**Exercise:**
Retype the following data exactly, but leave its pictures out.

-=-=-=-=-

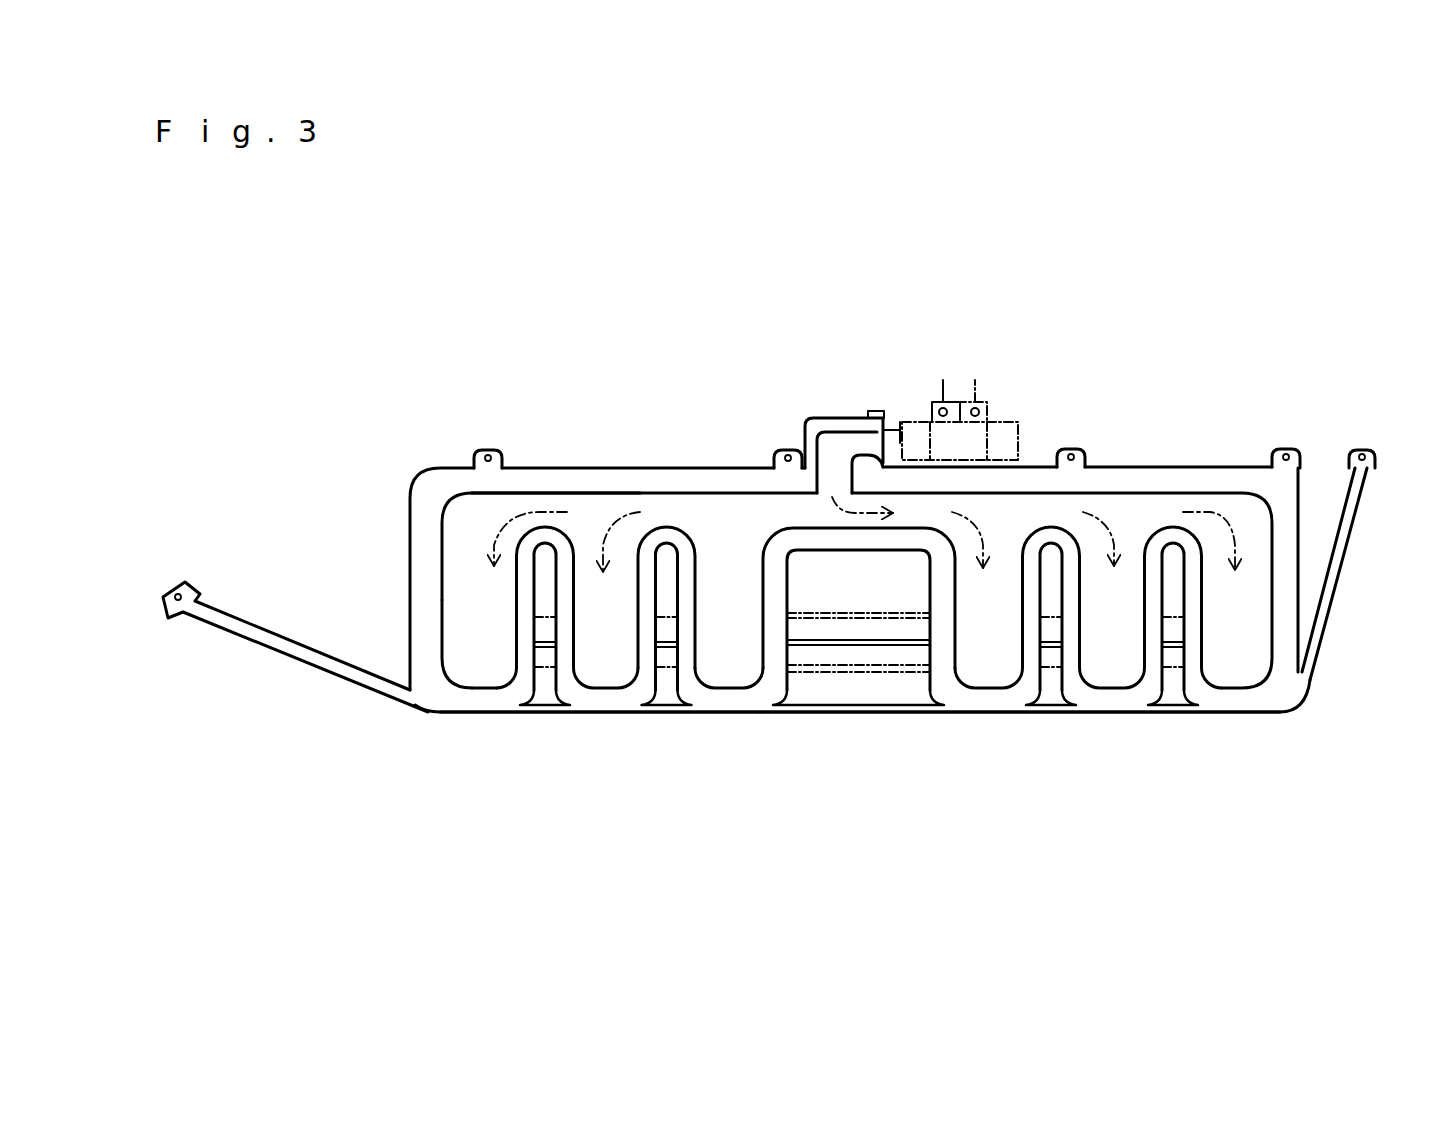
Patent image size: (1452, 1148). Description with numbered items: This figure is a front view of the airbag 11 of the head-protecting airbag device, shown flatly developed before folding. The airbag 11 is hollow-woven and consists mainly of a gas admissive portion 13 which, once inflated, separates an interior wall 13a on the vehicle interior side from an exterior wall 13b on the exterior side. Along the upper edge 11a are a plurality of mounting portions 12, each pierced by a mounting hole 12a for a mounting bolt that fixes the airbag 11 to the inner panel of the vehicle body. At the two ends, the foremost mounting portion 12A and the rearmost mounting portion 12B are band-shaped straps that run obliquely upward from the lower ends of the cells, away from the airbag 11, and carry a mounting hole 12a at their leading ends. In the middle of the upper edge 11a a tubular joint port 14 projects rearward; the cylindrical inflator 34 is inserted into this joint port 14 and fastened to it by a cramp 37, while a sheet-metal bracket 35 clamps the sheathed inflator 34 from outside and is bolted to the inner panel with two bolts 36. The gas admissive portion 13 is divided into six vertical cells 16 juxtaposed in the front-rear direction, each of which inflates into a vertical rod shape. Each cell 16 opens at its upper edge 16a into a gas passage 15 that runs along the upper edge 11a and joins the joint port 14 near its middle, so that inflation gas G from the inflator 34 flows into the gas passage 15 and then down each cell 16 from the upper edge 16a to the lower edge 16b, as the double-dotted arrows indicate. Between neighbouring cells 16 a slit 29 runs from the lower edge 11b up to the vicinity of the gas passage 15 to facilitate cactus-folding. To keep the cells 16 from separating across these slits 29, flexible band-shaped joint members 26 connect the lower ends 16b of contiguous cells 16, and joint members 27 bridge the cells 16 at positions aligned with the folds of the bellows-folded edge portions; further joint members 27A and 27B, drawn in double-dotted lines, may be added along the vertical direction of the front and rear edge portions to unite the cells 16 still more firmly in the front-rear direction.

The airbag 11 is at (345, 335).
The upper edge 11a is at (613, 480).
The lower edge 11b is at (600, 707).
The mounting portion 12 is at (492, 460).
The mounting hole 12a is at (480, 455).
The foremost mounting portion 12A is at (270, 642).
The rearmost mounting portion 12B is at (1349, 522).
The gas admissive portion 13 is at (460, 555).
The interior wall 13a is at (491, 660).
The exterior wall 13b is at (453, 663).
The joint port 14 is at (846, 440).
The gas passage 15 is at (795, 512).
The vertical cell 16 is at (475, 628).
The upper edge of cell 16a is at (588, 540).
The lower edge of cell 16b is at (473, 680).
The joint member 26 is at (542, 708).
The joint member 27 is at (840, 645).
The joint member 27A is at (668, 668).
The joint member 27B is at (545, 612).
The slit 29 is at (668, 548).
The inflator 34 is at (1010, 428).
The bracket 35 is at (977, 400).
The bolt 36 is at (943, 400).
The cramp 37 is at (874, 412).
The inflation gas G is at (873, 548).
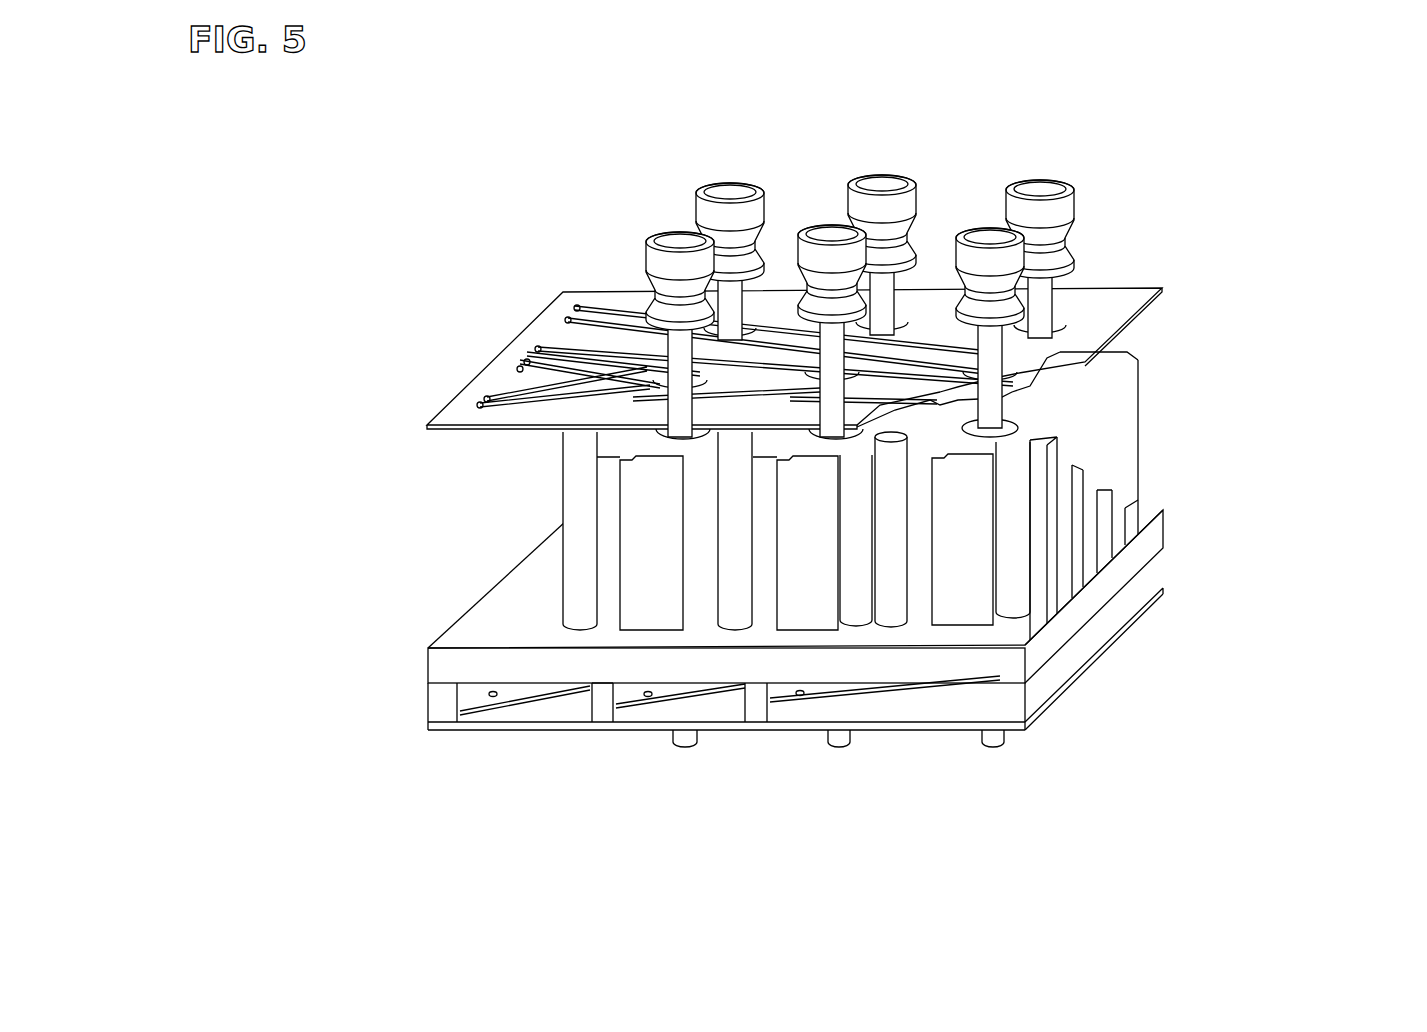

-=-=-=-=-

**Completed exercise:**
Patent image size: (1452, 1148). Description with numbered items: This figure is a front view of the airbag 11 of the head-protecting airbag device, shown flatly developed before folding. The airbag 11 is hollow-woven and consists mainly of a gas admissive portion 13 which, once inflated, separates an interior wall 13a on the vehicle interior side from an exterior wall 13b on the exterior side. Along the upper edge 11a are a plurality of mounting portions 12, each pierced by a mounting hole 12a for a mounting bolt that fixes the airbag 11 to the inner panel of the vehicle body. At the two ends, the foremost mounting portion 12A and the rearmost mounting portion 12B are band-shaped straps that run obliquely upward from the lower ends of the cells, away from the airbag 11, and carry a mounting hole 12a at their leading ends. In the middle of the upper edge 11a a tubular joint port 14 projects rearward; the cylindrical inflator 34 is inserted into this joint port 14 and fastened to it by a cramp 37, while a sheet-metal bracket 35 clamps the sheathed inflator 34 from outside and is bolted to the inner panel with two bolts 36. The gas admissive portion 13 is divided into six vertical cells 16 juxtaposed in the front-rear direction, each of which inflates into a vertical rod shape. Each cell 16 opens at its upper edge 16a into a gas passage 15 that runs along the upper edge 11a and joins the joint port 14 near its middle, so that inflation gas G from the inflator 34 flows into the gas passage 15 and then down each cell 16 from the upper edge 16a to the lower edge 16b, as the double-dotted arrows indicate. Between neighbouring cells 16 a slit 29 runs from the lower edge 11b up to the vicinity of the gas passage 15 to facilitate cactus-folding. To keep the cells 16 from separating across these slits 29, flexible band-shaped joint members 26 connect the lower ends 16b of contiguous cells 16, and joint members 27 bridge the cells 16 at positions aligned with the folds of the bellows-folded edge portions; further joint members 27A and 27B, drawn in double-dotted lines, may be added along the vertical direction of the front and rear edge portions to unite the cells 16 still more firmly in the front-rear direction.

The airbag 11 is at (345, 335).
The upper edge 11a is at (613, 480).
The lower edge 11b is at (600, 707).
The mounting portion 12 is at (492, 460).
The mounting hole 12a is at (480, 455).
The foremost mounting portion 12A is at (270, 642).
The rearmost mounting portion 12B is at (1349, 522).
The gas admissive portion 13 is at (460, 555).
The interior wall 13a is at (491, 660).
The exterior wall 13b is at (453, 663).
The joint port 14 is at (846, 440).
The gas passage 15 is at (795, 512).
The vertical cell 16 is at (475, 628).
The upper edge of cell 16a is at (588, 540).
The lower edge of cell 16b is at (473, 680).
The joint member 26 is at (542, 708).
The joint member 27 is at (840, 645).
The joint member 27A is at (668, 668).
The joint member 27B is at (545, 612).
The slit 29 is at (668, 548).
The inflator 34 is at (1010, 428).
The bracket 35 is at (977, 400).
The bolt 36 is at (943, 400).
The cramp 37 is at (874, 412).
The inflation gas G is at (873, 548).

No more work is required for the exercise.